Exercise details:
Each line of the listing must be transcribed exactly, except for the images, which should be excluded.

Stored entries:
######
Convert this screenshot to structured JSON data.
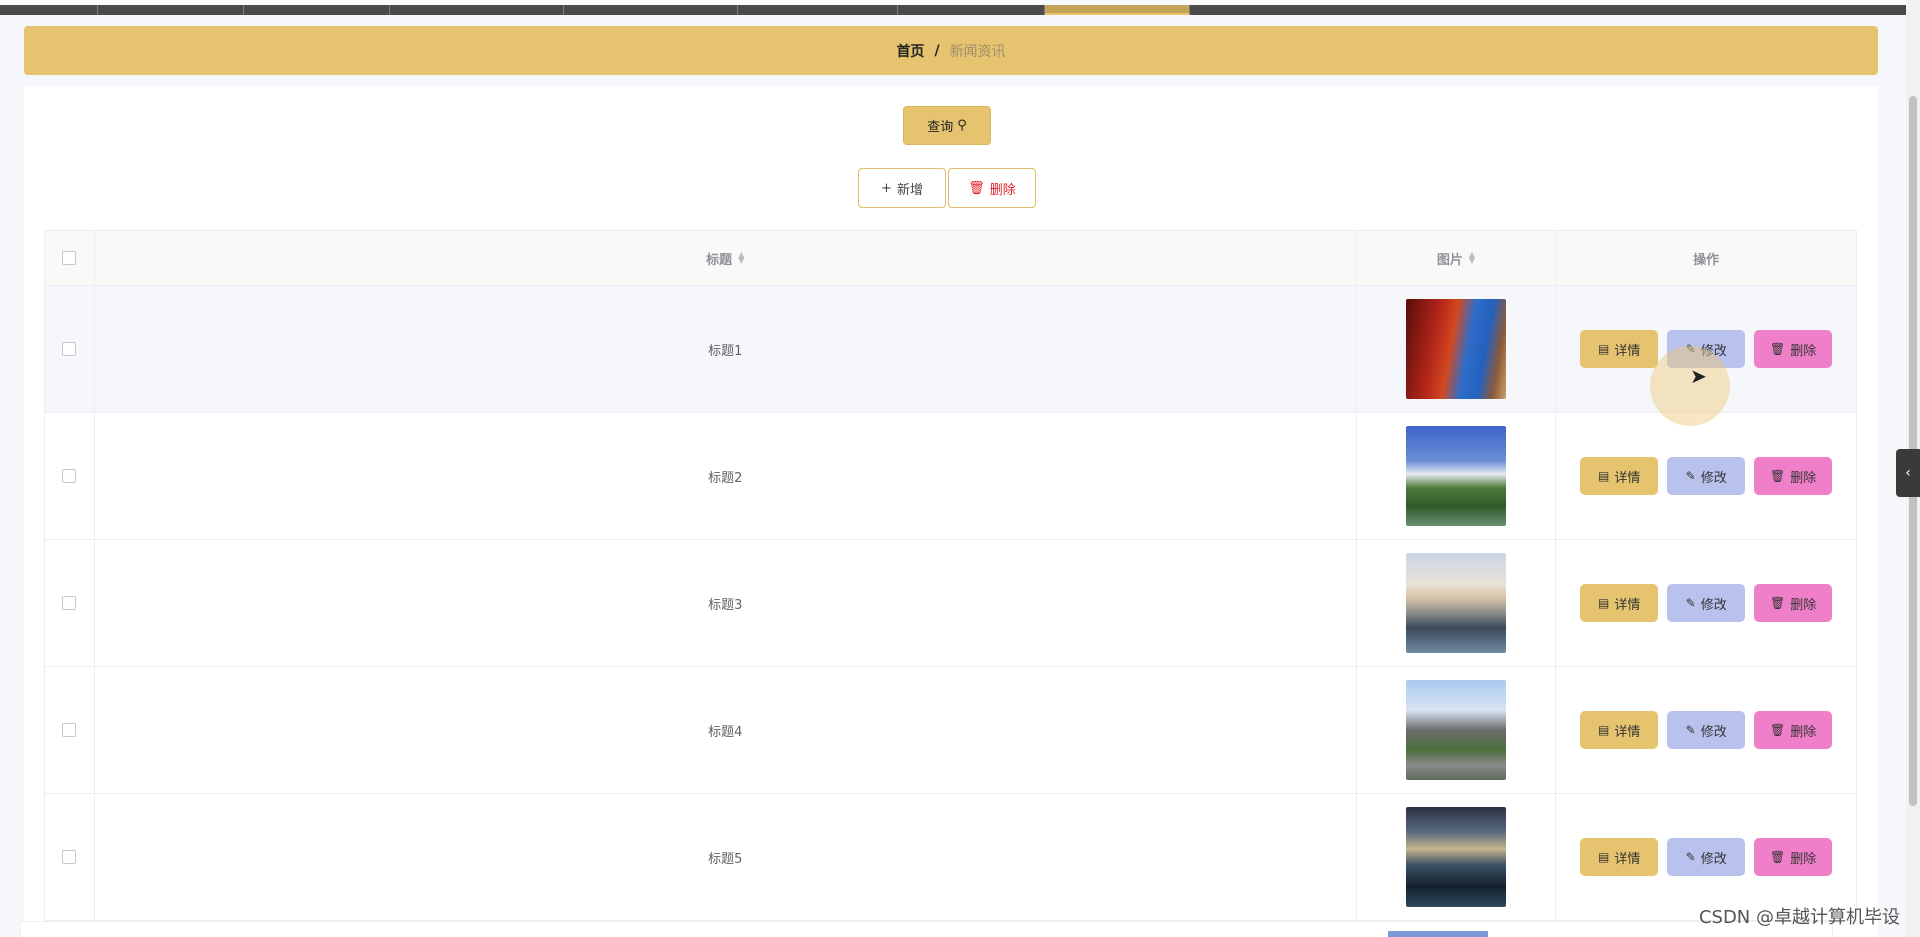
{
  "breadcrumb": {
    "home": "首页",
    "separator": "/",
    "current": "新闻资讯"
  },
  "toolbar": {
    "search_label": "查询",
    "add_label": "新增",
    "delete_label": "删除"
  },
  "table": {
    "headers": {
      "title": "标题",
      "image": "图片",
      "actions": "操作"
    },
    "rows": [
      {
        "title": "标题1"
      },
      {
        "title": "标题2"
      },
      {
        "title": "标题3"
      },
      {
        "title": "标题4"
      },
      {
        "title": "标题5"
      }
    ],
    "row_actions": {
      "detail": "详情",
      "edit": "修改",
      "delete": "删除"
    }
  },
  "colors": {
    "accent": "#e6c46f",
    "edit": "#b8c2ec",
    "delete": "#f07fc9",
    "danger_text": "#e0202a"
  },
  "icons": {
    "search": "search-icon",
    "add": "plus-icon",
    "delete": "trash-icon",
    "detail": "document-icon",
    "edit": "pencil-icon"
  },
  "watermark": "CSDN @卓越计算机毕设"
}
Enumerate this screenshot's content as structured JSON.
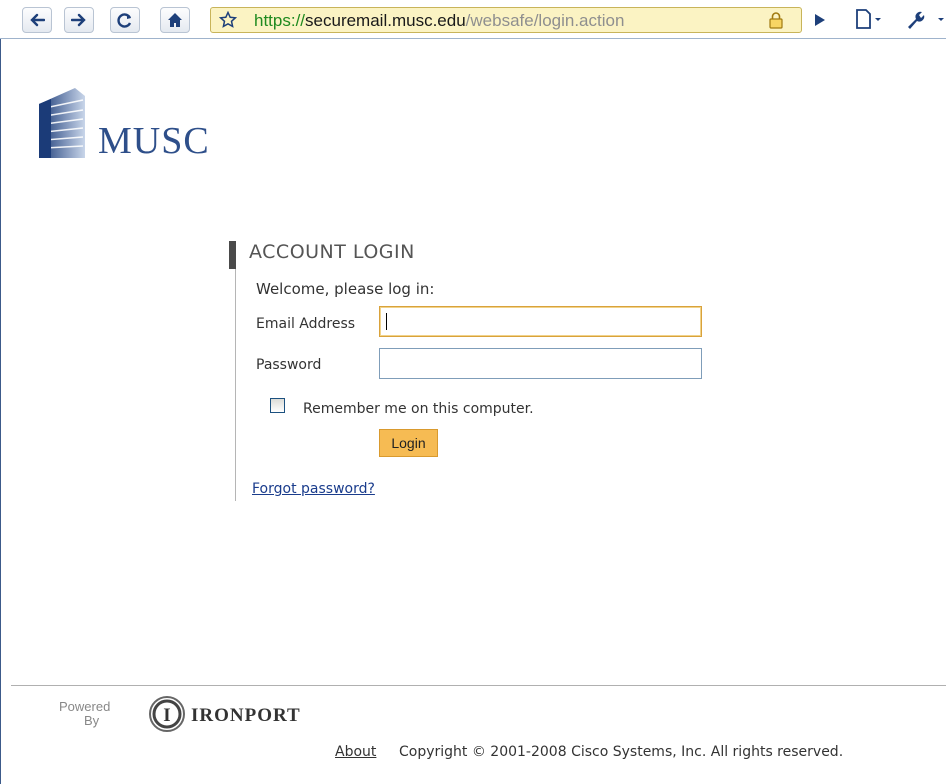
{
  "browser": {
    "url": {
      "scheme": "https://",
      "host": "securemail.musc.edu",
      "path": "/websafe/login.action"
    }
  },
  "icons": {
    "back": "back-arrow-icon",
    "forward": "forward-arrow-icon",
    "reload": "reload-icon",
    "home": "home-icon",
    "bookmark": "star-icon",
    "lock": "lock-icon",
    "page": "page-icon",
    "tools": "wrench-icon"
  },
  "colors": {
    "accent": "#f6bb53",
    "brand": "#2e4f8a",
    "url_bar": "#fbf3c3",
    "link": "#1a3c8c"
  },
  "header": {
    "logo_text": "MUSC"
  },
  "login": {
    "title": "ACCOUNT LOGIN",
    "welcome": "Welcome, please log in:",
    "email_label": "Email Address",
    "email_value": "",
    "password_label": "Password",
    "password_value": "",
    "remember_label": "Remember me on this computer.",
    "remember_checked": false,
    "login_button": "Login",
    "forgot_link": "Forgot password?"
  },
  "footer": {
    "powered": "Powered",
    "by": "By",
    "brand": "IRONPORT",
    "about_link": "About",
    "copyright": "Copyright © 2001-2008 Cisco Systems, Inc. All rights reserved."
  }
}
######
Exercise answer:
Convert this screenshot to structured JSON data.
{
  "breadcrumb": {
    "home": "首页",
    "separator": "/",
    "current": "新闻资讯"
  },
  "toolbar": {
    "search_label": "查询",
    "add_label": "新增",
    "delete_label": "删除"
  },
  "table": {
    "headers": {
      "title": "标题",
      "image": "图片",
      "actions": "操作"
    },
    "rows": [
      {
        "title": "标题1"
      },
      {
        "title": "标题2"
      },
      {
        "title": "标题3"
      },
      {
        "title": "标题4"
      },
      {
        "title": "标题5"
      }
    ],
    "row_actions": {
      "detail": "详情",
      "edit": "修改",
      "delete": "删除"
    }
  },
  "colors": {
    "accent": "#e6c46f",
    "edit": "#b8c2ec",
    "delete": "#f07fc9",
    "danger_text": "#e0202a"
  },
  "icons": {
    "search": "search-icon",
    "add": "plus-icon",
    "delete": "trash-icon",
    "detail": "document-icon",
    "edit": "pencil-icon"
  },
  "watermark": "CSDN @卓越计算机毕设"
}
Enumerate this screenshot's content as structured JSON.
{
  "browser": {
    "url": {
      "scheme": "https://",
      "host": "securemail.musc.edu",
      "path": "/websafe/login.action"
    }
  },
  "icons": {
    "back": "back-arrow-icon",
    "forward": "forward-arrow-icon",
    "reload": "reload-icon",
    "home": "home-icon",
    "bookmark": "star-icon",
    "lock": "lock-icon",
    "page": "page-icon",
    "tools": "wrench-icon"
  },
  "colors": {
    "accent": "#f6bb53",
    "brand": "#2e4f8a",
    "url_bar": "#fbf3c3",
    "link": "#1a3c8c"
  },
  "header": {
    "logo_text": "MUSC"
  },
  "login": {
    "title": "ACCOUNT LOGIN",
    "welcome": "Welcome, please log in:",
    "email_label": "Email Address",
    "email_value": "",
    "password_label": "Password",
    "password_value": "",
    "remember_label": "Remember me on this computer.",
    "remember_checked": false,
    "login_button": "Login",
    "forgot_link": "Forgot password?"
  },
  "footer": {
    "powered": "Powered",
    "by": "By",
    "brand": "IRONPORT",
    "about_link": "About",
    "copyright": "Copyright © 2001-2008 Cisco Systems, Inc. All rights reserved."
  }
}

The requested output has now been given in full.